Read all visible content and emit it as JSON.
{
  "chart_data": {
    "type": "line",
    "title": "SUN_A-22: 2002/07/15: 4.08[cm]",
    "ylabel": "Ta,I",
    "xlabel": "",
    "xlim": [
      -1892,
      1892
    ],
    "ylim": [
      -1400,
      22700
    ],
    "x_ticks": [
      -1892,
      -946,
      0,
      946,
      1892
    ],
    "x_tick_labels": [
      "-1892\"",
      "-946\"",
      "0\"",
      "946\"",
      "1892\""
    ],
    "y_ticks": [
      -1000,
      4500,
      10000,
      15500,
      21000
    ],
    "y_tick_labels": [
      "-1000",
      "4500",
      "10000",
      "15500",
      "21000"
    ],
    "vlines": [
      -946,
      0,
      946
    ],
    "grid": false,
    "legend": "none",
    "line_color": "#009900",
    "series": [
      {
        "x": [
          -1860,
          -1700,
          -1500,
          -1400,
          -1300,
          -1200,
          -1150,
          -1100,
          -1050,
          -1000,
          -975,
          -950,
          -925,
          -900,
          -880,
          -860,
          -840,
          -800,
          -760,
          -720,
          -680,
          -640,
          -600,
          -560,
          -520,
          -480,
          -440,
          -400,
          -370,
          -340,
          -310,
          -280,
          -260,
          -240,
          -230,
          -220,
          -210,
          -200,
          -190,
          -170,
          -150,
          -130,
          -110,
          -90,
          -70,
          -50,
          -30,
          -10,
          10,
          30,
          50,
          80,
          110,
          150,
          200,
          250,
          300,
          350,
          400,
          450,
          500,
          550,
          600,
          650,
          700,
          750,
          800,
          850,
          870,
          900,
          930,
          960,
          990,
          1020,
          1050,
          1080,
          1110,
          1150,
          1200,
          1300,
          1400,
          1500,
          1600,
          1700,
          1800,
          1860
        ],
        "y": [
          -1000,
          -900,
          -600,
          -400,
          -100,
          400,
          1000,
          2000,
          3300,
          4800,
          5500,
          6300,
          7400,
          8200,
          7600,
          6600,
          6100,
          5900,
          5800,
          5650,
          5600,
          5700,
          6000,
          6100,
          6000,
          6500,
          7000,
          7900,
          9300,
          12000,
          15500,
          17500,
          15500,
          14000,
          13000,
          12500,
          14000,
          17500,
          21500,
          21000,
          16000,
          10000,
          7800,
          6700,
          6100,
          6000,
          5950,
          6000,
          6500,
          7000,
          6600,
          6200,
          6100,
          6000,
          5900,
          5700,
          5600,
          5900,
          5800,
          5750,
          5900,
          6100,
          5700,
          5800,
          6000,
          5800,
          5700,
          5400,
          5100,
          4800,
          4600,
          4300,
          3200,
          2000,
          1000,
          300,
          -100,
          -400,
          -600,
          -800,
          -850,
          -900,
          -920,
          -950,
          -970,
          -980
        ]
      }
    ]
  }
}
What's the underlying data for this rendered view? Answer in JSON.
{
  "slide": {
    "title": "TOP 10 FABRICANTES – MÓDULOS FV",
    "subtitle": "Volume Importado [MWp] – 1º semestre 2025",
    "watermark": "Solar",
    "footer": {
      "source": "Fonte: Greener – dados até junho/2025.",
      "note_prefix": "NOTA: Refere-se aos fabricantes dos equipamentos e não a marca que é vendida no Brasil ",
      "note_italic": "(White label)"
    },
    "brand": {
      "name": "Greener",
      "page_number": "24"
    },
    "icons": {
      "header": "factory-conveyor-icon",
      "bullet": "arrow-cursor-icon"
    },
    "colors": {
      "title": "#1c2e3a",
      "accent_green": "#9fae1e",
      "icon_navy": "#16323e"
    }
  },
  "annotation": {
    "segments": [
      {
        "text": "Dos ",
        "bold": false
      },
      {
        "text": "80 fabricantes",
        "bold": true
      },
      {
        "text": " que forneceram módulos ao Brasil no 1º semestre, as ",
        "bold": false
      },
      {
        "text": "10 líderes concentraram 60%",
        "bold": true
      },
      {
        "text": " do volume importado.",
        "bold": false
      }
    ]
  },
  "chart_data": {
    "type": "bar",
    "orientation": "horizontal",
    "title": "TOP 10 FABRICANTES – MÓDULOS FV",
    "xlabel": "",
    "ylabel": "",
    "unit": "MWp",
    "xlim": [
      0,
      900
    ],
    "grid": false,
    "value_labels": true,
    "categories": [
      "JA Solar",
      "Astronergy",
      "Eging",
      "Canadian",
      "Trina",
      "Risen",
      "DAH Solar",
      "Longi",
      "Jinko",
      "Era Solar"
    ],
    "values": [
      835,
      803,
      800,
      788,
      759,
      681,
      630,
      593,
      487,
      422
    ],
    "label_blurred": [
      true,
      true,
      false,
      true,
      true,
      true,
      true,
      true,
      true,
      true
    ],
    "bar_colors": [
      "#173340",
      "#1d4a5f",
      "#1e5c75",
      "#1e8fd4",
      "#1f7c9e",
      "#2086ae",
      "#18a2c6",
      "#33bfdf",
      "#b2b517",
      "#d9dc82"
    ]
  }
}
◆ ◆ ◆
What the task requires:
From the listing, copy each line containing the word "Greener".

Solution to this exercise:
      "source": "Fonte: Greener – dados até junho/2025.",
      "name": "Greener",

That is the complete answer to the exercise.